▶ **Given problem**
Copy all lines in which the word "about" can be found.

▶ **Extracted entries**
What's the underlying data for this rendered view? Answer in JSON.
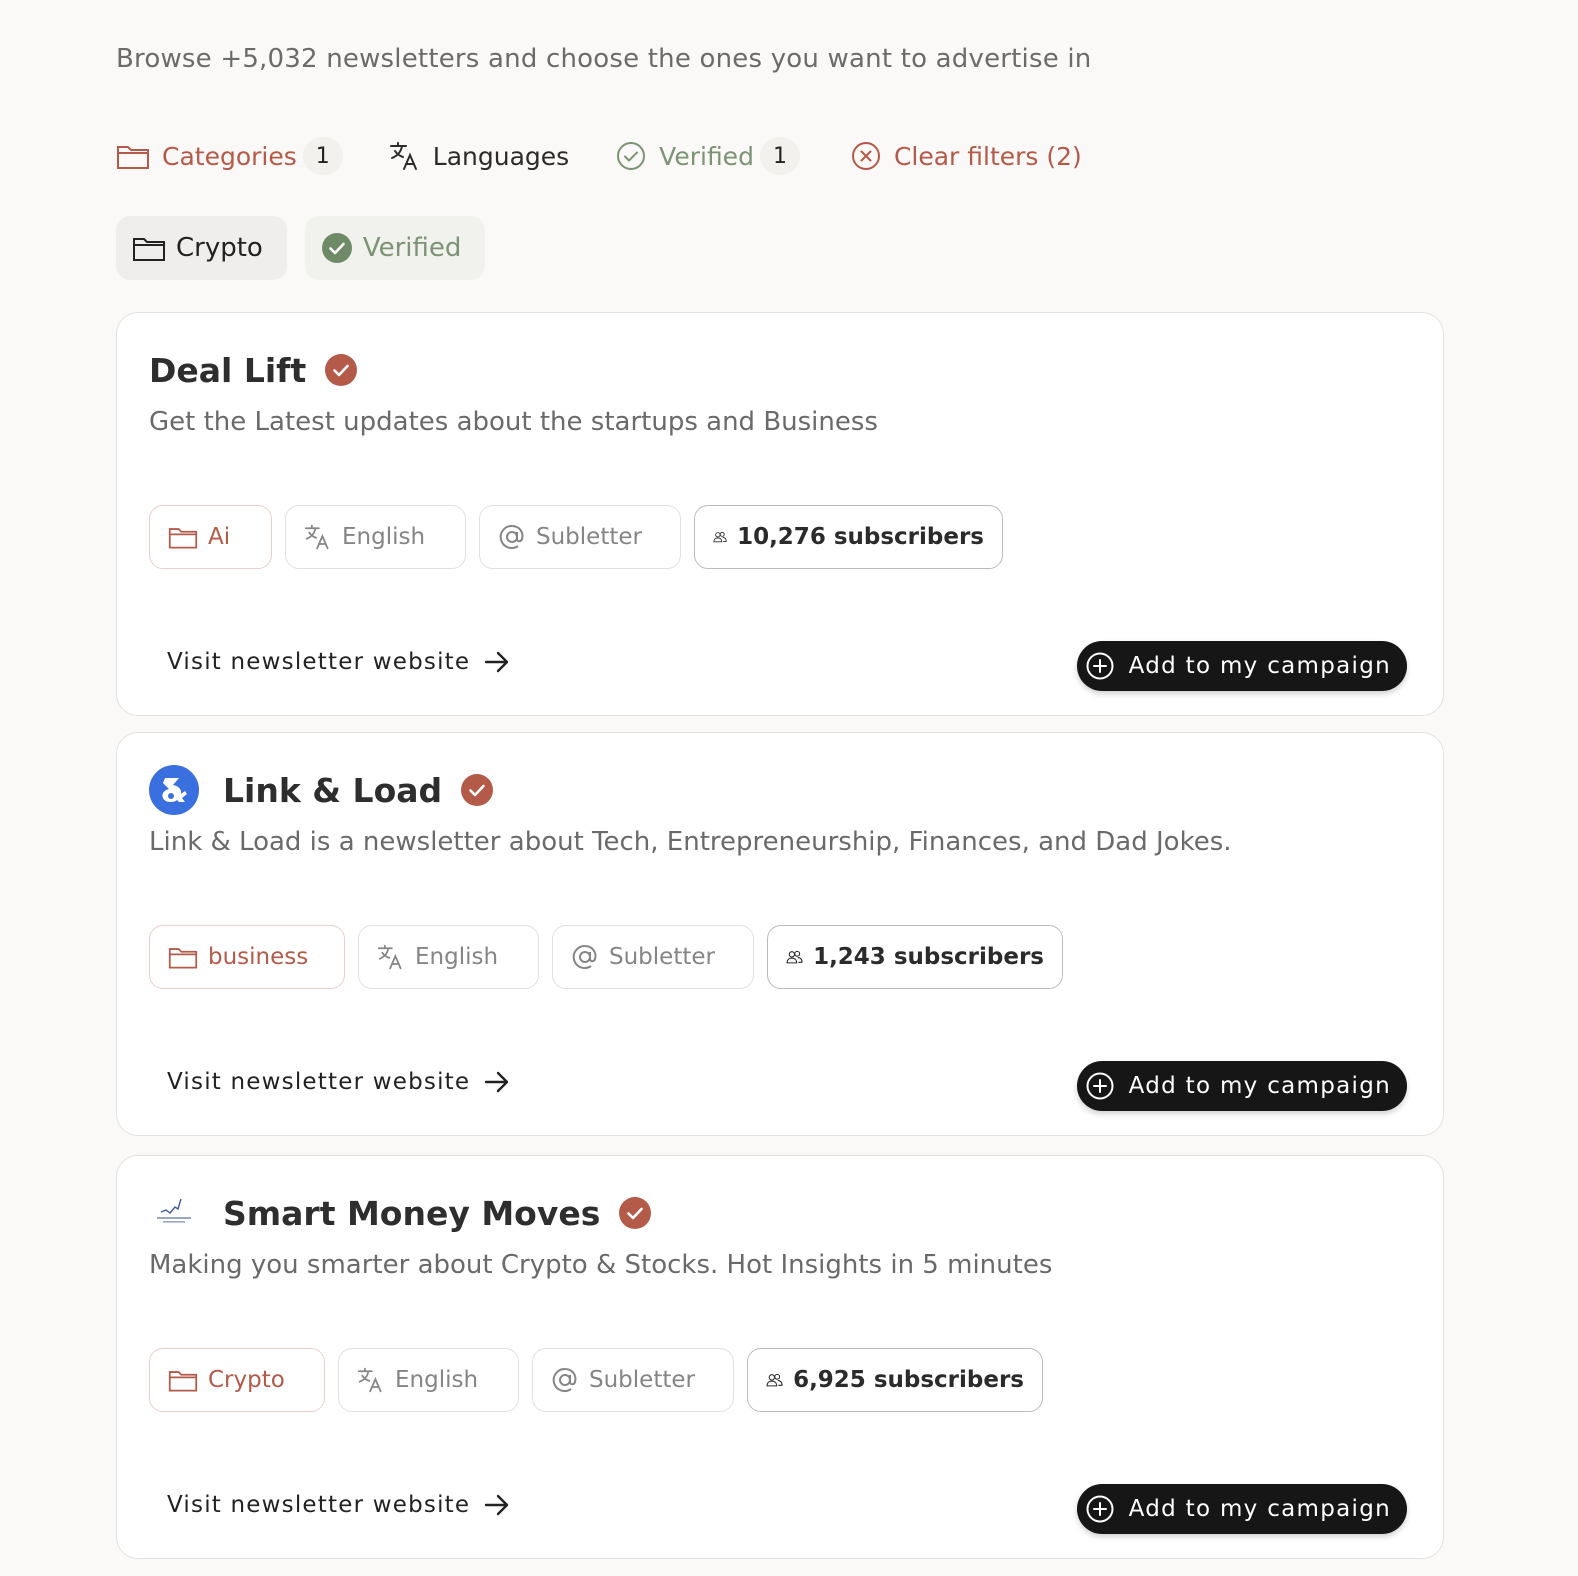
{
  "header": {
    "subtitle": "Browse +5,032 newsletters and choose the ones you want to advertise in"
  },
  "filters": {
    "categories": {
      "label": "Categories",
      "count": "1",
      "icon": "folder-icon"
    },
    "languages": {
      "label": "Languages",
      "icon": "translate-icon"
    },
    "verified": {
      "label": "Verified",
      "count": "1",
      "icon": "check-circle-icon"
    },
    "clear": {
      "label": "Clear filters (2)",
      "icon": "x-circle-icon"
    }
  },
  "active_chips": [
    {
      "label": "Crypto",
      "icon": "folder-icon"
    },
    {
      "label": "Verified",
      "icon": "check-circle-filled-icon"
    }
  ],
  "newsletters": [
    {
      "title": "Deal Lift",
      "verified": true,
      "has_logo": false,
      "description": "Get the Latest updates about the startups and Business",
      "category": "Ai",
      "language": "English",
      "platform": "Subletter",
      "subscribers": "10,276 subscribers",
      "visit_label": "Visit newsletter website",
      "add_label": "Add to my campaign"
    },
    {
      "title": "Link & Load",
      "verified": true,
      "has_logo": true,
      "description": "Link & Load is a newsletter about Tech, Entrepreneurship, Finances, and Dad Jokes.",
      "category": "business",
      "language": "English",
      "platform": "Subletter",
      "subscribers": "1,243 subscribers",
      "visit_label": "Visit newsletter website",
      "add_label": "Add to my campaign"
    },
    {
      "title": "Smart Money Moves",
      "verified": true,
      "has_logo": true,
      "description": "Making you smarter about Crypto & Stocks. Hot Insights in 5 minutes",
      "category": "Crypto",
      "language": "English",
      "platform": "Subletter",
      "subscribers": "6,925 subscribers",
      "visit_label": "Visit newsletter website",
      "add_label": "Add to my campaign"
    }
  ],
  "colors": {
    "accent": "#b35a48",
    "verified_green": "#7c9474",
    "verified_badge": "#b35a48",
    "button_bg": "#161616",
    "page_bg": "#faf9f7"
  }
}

▶ **Output for this task**
      "description": "Get the Latest updates about the startups and Business",
      "description": "Link & Load is a newsletter about Tech, Entrepreneurship, Finances, and Dad Jokes.",
      "description": "Making you smarter about Crypto & Stocks. Hot Insights in 5 minutes",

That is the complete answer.